Transcribe the lines below verbatim, skipping the images.

Dataset |
>> BEGIN

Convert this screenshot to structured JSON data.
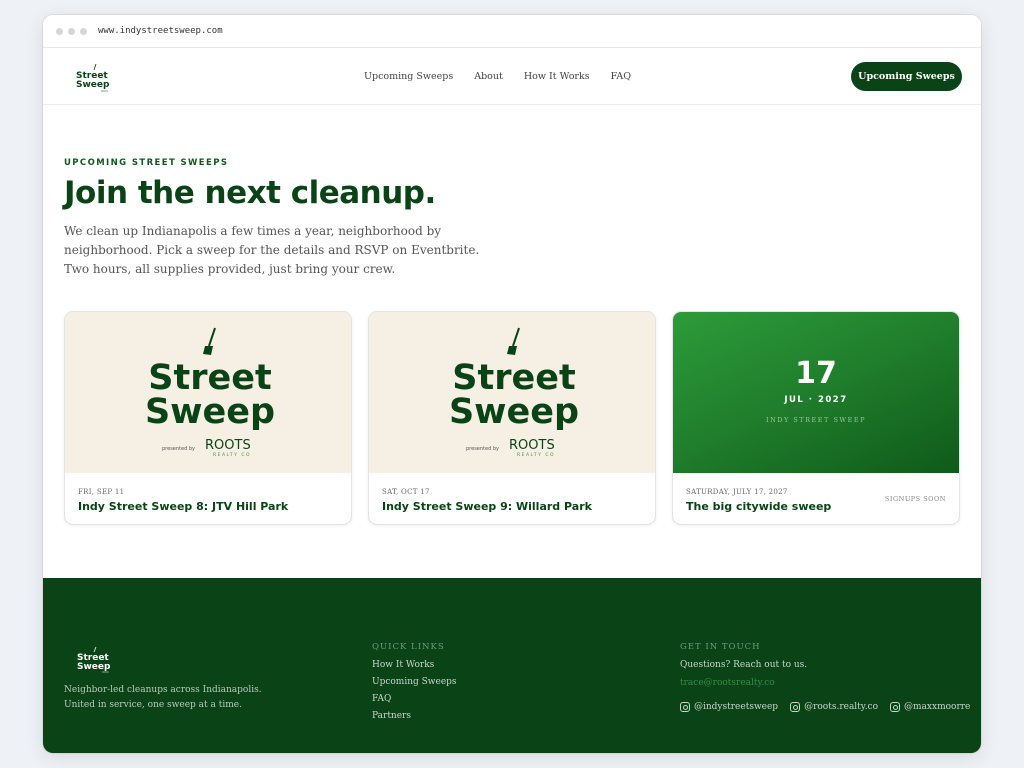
{
  "browser": {
    "url": "www.indystreetsweep.com"
  },
  "nav": {
    "items": [
      "Upcoming Sweeps",
      "About",
      "How It Works",
      "FAQ"
    ],
    "cta": "Upcoming Sweeps"
  },
  "logo": {
    "line1": "Street",
    "line2": "Sweep"
  },
  "hero": {
    "eyebrow": "UPCOMING STREET SWEEPS",
    "title": "Join the next cleanup.",
    "lead": "We clean up Indianapolis a few times a year, neighborhood by neighborhood. Pick a sweep for the details and RSVP on Eventbrite. Two hours, all supplies provided, just bring your crew."
  },
  "art": {
    "line1": "Street",
    "line2": "Sweep",
    "presented_by": "presented by",
    "sponsor": "ROOTS",
    "sponsor_sub": "REALTY CO"
  },
  "cards": [
    {
      "date": "FRI, SEP 11",
      "title": "Indy Street Sweep 8: JTV Hill Park"
    },
    {
      "date": "SAT, OCT 17",
      "title": "Indy Street Sweep 9: Willard Park"
    },
    {
      "date": "SATURDAY, JULY 17, 2027",
      "title": "The big citywide sweep",
      "badge": "SIGNUPS SOON",
      "day": "17",
      "month_year": "JUL · 2027",
      "tag": "INDY STREET SWEEP"
    }
  ],
  "footer": {
    "tagline_1": "Neighbor-led cleanups across Indianapolis.",
    "tagline_2": "United in service, one sweep at a time.",
    "quick_links_heading": "QUICK LINKS",
    "quick_links": [
      "How It Works",
      "Upcoming Sweeps",
      "FAQ",
      "Partners"
    ],
    "contact_heading": "GET IN TOUCH",
    "contact_text": "Questions? Reach out to us.",
    "email": "trace@rootsrealty.co",
    "socials": [
      "@indystreetsweep",
      "@roots.realty.co",
      "@maxxmoorre"
    ]
  },
  "colors": {
    "brand_green": "#0a4416",
    "accent_green": "#2d9b3a",
    "card_cream": "#f6efe3"
  }
}
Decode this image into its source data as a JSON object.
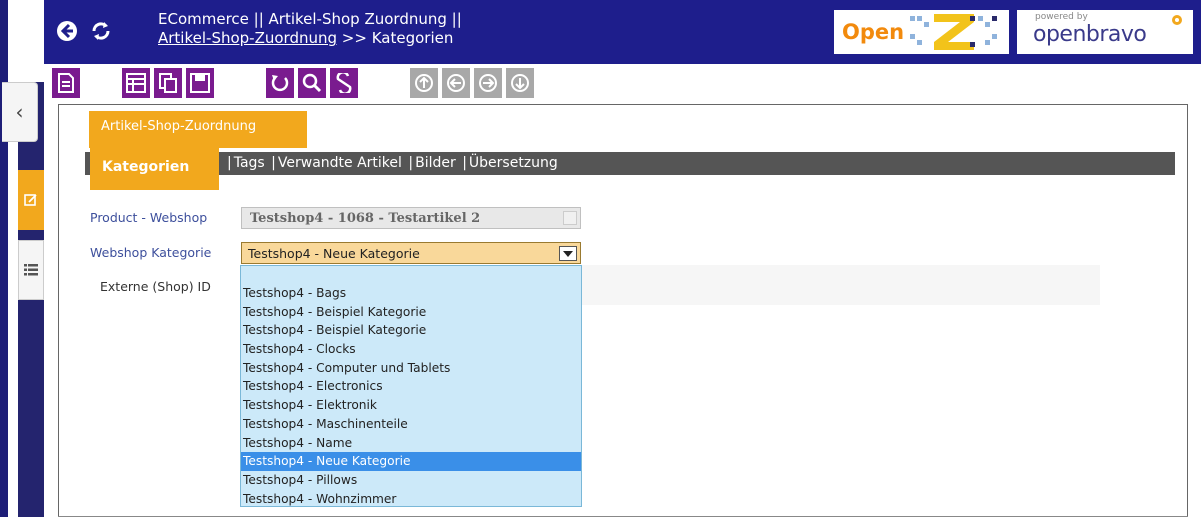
{
  "header": {
    "title_line1": "ECommerce || Artikel-Shop Zuordnung ||",
    "title_link": "Artikel-Shop-Zuordnung",
    "title_separator": ">>",
    "title_current": "Kategorien",
    "logo_left": "Open",
    "logo_right_small": "powered by",
    "logo_right": "openbravo",
    "back_icon": "back-circle-icon",
    "refresh_icon": "refresh-icon"
  },
  "toolbar": {
    "icons": [
      "new-document-icon",
      "grid-view-icon",
      "copy-icon",
      "save-icon",
      "undo-icon",
      "search-icon",
      "link-icon",
      "first-record-icon",
      "previous-record-icon",
      "next-record-icon",
      "last-record-icon"
    ]
  },
  "colors": {
    "header_bg": "#1e1e8c",
    "toolbar_purple": "#7a1b8f",
    "accent_orange": "#f2a81d",
    "tab_strip": "#555555",
    "selected_blue": "#3a8fe8",
    "dropdown_bg": "#cce9f9"
  },
  "tabs": {
    "window_tab": "Artikel-Shop-Zuordnung",
    "active_subtab": "Kategorien",
    "subtabs": [
      "Tags",
      "Verwandte Artikel",
      "Bilder",
      "Übersetzung"
    ]
  },
  "form": {
    "product_label": "Product - Webshop",
    "product_value": "Testshop4 - 1068 - Testartikel 2",
    "category_label": "Webshop Kategorie",
    "category_value": "Testshop4 - Neue Kategorie",
    "extern_label": "Externe (Shop) ID"
  },
  "dropdown": {
    "options": [
      "Testshop4 - Bags",
      "Testshop4 - Beispiel Kategorie",
      "Testshop4 - Beispiel Kategorie",
      "Testshop4 - Clocks",
      "Testshop4 - Computer und Tablets",
      "Testshop4 - Electronics",
      "Testshop4 - Elektronik",
      "Testshop4 - Maschinenteile",
      "Testshop4 - Name",
      "Testshop4 - Neue Kategorie",
      "Testshop4 - Pillows",
      "Testshop4 - Wohnzimmer"
    ],
    "selected_index": 9
  }
}
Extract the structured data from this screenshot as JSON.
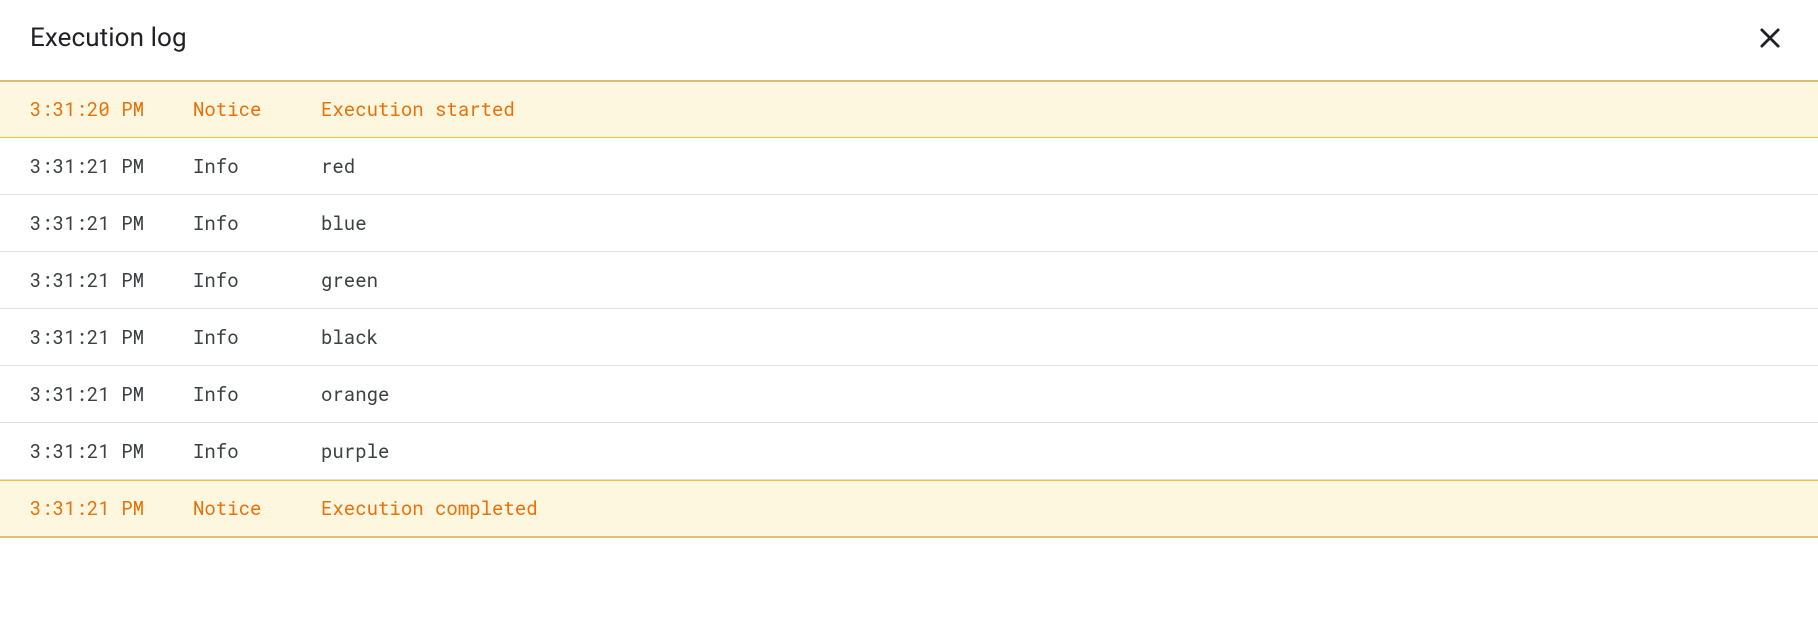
{
  "header": {
    "title": "Execution log"
  },
  "log": {
    "rows": [
      {
        "time": "3:31:20 PM",
        "level": "Notice",
        "message": "Execution started",
        "type": "notice"
      },
      {
        "time": "3:31:21 PM",
        "level": "Info",
        "message": "red",
        "type": "info"
      },
      {
        "time": "3:31:21 PM",
        "level": "Info",
        "message": "blue",
        "type": "info"
      },
      {
        "time": "3:31:21 PM",
        "level": "Info",
        "message": "green",
        "type": "info"
      },
      {
        "time": "3:31:21 PM",
        "level": "Info",
        "message": "black",
        "type": "info"
      },
      {
        "time": "3:31:21 PM",
        "level": "Info",
        "message": "orange",
        "type": "info"
      },
      {
        "time": "3:31:21 PM",
        "level": "Info",
        "message": "purple",
        "type": "info"
      },
      {
        "time": "3:31:21 PM",
        "level": "Notice",
        "message": "Execution completed",
        "type": "notice"
      }
    ]
  }
}
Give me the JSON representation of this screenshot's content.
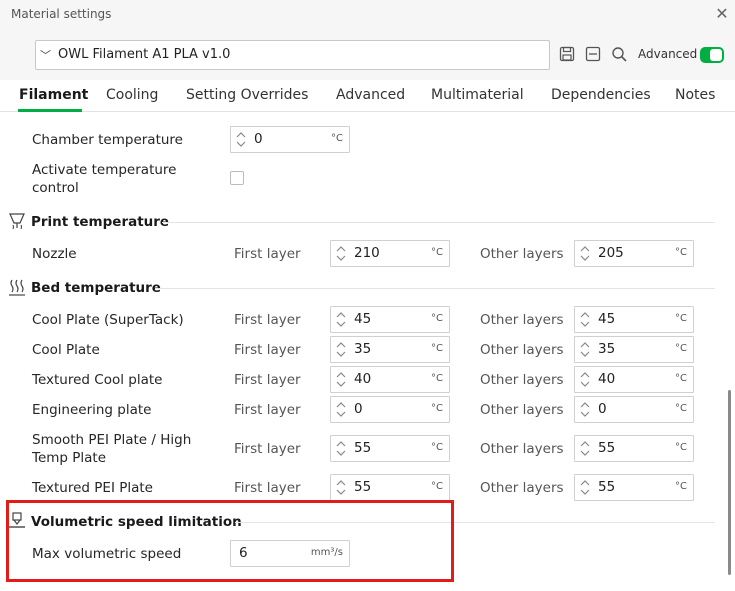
{
  "window": {
    "title": "Material settings"
  },
  "preset": {
    "value": "OWL Filament A1 PLA v1.0"
  },
  "toolbar": {
    "advanced_label": "Advanced"
  },
  "tabs": [
    "Filament",
    "Cooling",
    "Setting Overrides",
    "Advanced",
    "Multimaterial",
    "Dependencies",
    "Notes"
  ],
  "units": {
    "celsius": "°C",
    "volumetric": "mm³/s"
  },
  "labels": {
    "first_layer": "First layer",
    "other_layers": "Other layers"
  },
  "chamber": {
    "label": "Chamber temperature",
    "value": "0"
  },
  "activate_temp": {
    "label_line1": "Activate temperature",
    "label_line2": "control"
  },
  "print_temperature": {
    "title": "Print temperature",
    "nozzle": {
      "label": "Nozzle",
      "first": "210",
      "other": "205"
    }
  },
  "bed_temperature": {
    "title": "Bed temperature",
    "rows": [
      {
        "label": "Cool Plate (SuperTack)",
        "first": "45",
        "other": "45"
      },
      {
        "label": "Cool Plate",
        "first": "35",
        "other": "35"
      },
      {
        "label": "Textured Cool plate",
        "first": "40",
        "other": "40"
      },
      {
        "label": "Engineering plate",
        "first": "0",
        "other": "0"
      },
      {
        "label_line1": "Smooth PEI Plate / High",
        "label_line2": "Temp Plate",
        "first": "55",
        "other": "55"
      },
      {
        "label": "Textured PEI Plate",
        "first": "55",
        "other": "55"
      }
    ]
  },
  "volumetric": {
    "title": "Volumetric speed limitation",
    "label": "Max volumetric speed",
    "value": "6"
  }
}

>> END

Answer to this problem |
Convert this screenshot to structured JSON data.
{
  "browser": {
    "url": "www.indystreetsweep.com"
  },
  "nav": {
    "items": [
      "Upcoming Sweeps",
      "About",
      "How It Works",
      "FAQ"
    ],
    "cta": "Upcoming Sweeps"
  },
  "logo": {
    "line1": "Street",
    "line2": "Sweep"
  },
  "hero": {
    "eyebrow": "UPCOMING STREET SWEEPS",
    "title": "Join the next cleanup.",
    "lead": "We clean up Indianapolis a few times a year, neighborhood by neighborhood. Pick a sweep for the details and RSVP on Eventbrite. Two hours, all supplies provided, just bring your crew."
  },
  "art": {
    "line1": "Street",
    "line2": "Sweep",
    "presented_by": "presented by",
    "sponsor": "ROOTS",
    "sponsor_sub": "REALTY CO"
  },
  "cards": [
    {
      "date": "FRI, SEP 11",
      "title": "Indy Street Sweep 8: JTV Hill Park"
    },
    {
      "date": "SAT, OCT 17",
      "title": "Indy Street Sweep 9: Willard Park"
    },
    {
      "date": "SATURDAY, JULY 17, 2027",
      "title": "The big citywide sweep",
      "badge": "SIGNUPS SOON",
      "day": "17",
      "month_year": "JUL · 2027",
      "tag": "INDY STREET SWEEP"
    }
  ],
  "footer": {
    "tagline_1": "Neighbor-led cleanups across Indianapolis.",
    "tagline_2": "United in service, one sweep at a time.",
    "quick_links_heading": "QUICK LINKS",
    "quick_links": [
      "How It Works",
      "Upcoming Sweeps",
      "FAQ",
      "Partners"
    ],
    "contact_heading": "GET IN TOUCH",
    "contact_text": "Questions? Reach out to us.",
    "email": "trace@rootsrealty.co",
    "socials": [
      "@indystreetsweep",
      "@roots.realty.co",
      "@maxxmoorre"
    ]
  },
  "colors": {
    "brand_green": "#0a4416",
    "accent_green": "#2d9b3a",
    "card_cream": "#f6efe3"
  }
}
Decode this image into its source data as a JSON object.
{
  "header": {
    "title_line1": "ECommerce || Artikel-Shop Zuordnung ||",
    "title_link": "Artikel-Shop-Zuordnung",
    "title_separator": ">>",
    "title_current": "Kategorien",
    "logo_left": "Open",
    "logo_right_small": "powered by",
    "logo_right": "openbravo",
    "back_icon": "back-circle-icon",
    "refresh_icon": "refresh-icon"
  },
  "toolbar": {
    "icons": [
      "new-document-icon",
      "grid-view-icon",
      "copy-icon",
      "save-icon",
      "undo-icon",
      "search-icon",
      "link-icon",
      "first-record-icon",
      "previous-record-icon",
      "next-record-icon",
      "last-record-icon"
    ]
  },
  "colors": {
    "header_bg": "#1e1e8c",
    "toolbar_purple": "#7a1b8f",
    "accent_orange": "#f2a81d",
    "tab_strip": "#555555",
    "selected_blue": "#3a8fe8",
    "dropdown_bg": "#cce9f9"
  },
  "tabs": {
    "window_tab": "Artikel-Shop-Zuordnung",
    "active_subtab": "Kategorien",
    "subtabs": [
      "Tags",
      "Verwandte Artikel",
      "Bilder",
      "Übersetzung"
    ]
  },
  "form": {
    "product_label": "Product - Webshop",
    "product_value": "Testshop4 - 1068 - Testartikel 2",
    "category_label": "Webshop Kategorie",
    "category_value": "Testshop4 - Neue Kategorie",
    "extern_label": "Externe (Shop) ID"
  },
  "dropdown": {
    "options": [
      "Testshop4 - Bags",
      "Testshop4 - Beispiel Kategorie",
      "Testshop4 - Beispiel Kategorie",
      "Testshop4 - Clocks",
      "Testshop4 - Computer und Tablets",
      "Testshop4 - Electronics",
      "Testshop4 - Elektronik",
      "Testshop4 - Maschinenteile",
      "Testshop4 - Name",
      "Testshop4 - Neue Kategorie",
      "Testshop4 - Pillows",
      "Testshop4 - Wohnzimmer"
    ],
    "selected_index": 9
  }
}
Extract the structured data from this screenshot as JSON.
{
  "header": {
    "title": "Execution log"
  },
  "log": {
    "rows": [
      {
        "time": "3:31:20 PM",
        "level": "Notice",
        "message": "Execution started",
        "type": "notice"
      },
      {
        "time": "3:31:21 PM",
        "level": "Info",
        "message": "red",
        "type": "info"
      },
      {
        "time": "3:31:21 PM",
        "level": "Info",
        "message": "blue",
        "type": "info"
      },
      {
        "time": "3:31:21 PM",
        "level": "Info",
        "message": "green",
        "type": "info"
      },
      {
        "time": "3:31:21 PM",
        "level": "Info",
        "message": "black",
        "type": "info"
      },
      {
        "time": "3:31:21 PM",
        "level": "Info",
        "message": "orange",
        "type": "info"
      },
      {
        "time": "3:31:21 PM",
        "level": "Info",
        "message": "purple",
        "type": "info"
      },
      {
        "time": "3:31:21 PM",
        "level": "Notice",
        "message": "Execution completed",
        "type": "notice"
      }
    ]
  }
}
Give me the JSON representation of this screenshot's content.
{
  "window": {
    "title": "Material settings"
  },
  "preset": {
    "value": "OWL Filament A1 PLA v1.0"
  },
  "toolbar": {
    "advanced_label": "Advanced"
  },
  "tabs": [
    "Filament",
    "Cooling",
    "Setting Overrides",
    "Advanced",
    "Multimaterial",
    "Dependencies",
    "Notes"
  ],
  "units": {
    "celsius": "°C",
    "volumetric": "mm³/s"
  },
  "labels": {
    "first_layer": "First layer",
    "other_layers": "Other layers"
  },
  "chamber": {
    "label": "Chamber temperature",
    "value": "0"
  },
  "activate_temp": {
    "label_line1": "Activate temperature",
    "label_line2": "control"
  },
  "print_temperature": {
    "title": "Print temperature",
    "nozzle": {
      "label": "Nozzle",
      "first": "210",
      "other": "205"
    }
  },
  "bed_temperature": {
    "title": "Bed temperature",
    "rows": [
      {
        "label": "Cool Plate (SuperTack)",
        "first": "45",
        "other": "45"
      },
      {
        "label": "Cool Plate",
        "first": "35",
        "other": "35"
      },
      {
        "label": "Textured Cool plate",
        "first": "40",
        "other": "40"
      },
      {
        "label": "Engineering plate",
        "first": "0",
        "other": "0"
      },
      {
        "label_line1": "Smooth PEI Plate / High",
        "label_line2": "Temp Plate",
        "first": "55",
        "other": "55"
      },
      {
        "label": "Textured PEI Plate",
        "first": "55",
        "other": "55"
      }
    ]
  },
  "volumetric": {
    "title": "Volumetric speed limitation",
    "label": "Max volumetric speed",
    "value": "6"
  }
}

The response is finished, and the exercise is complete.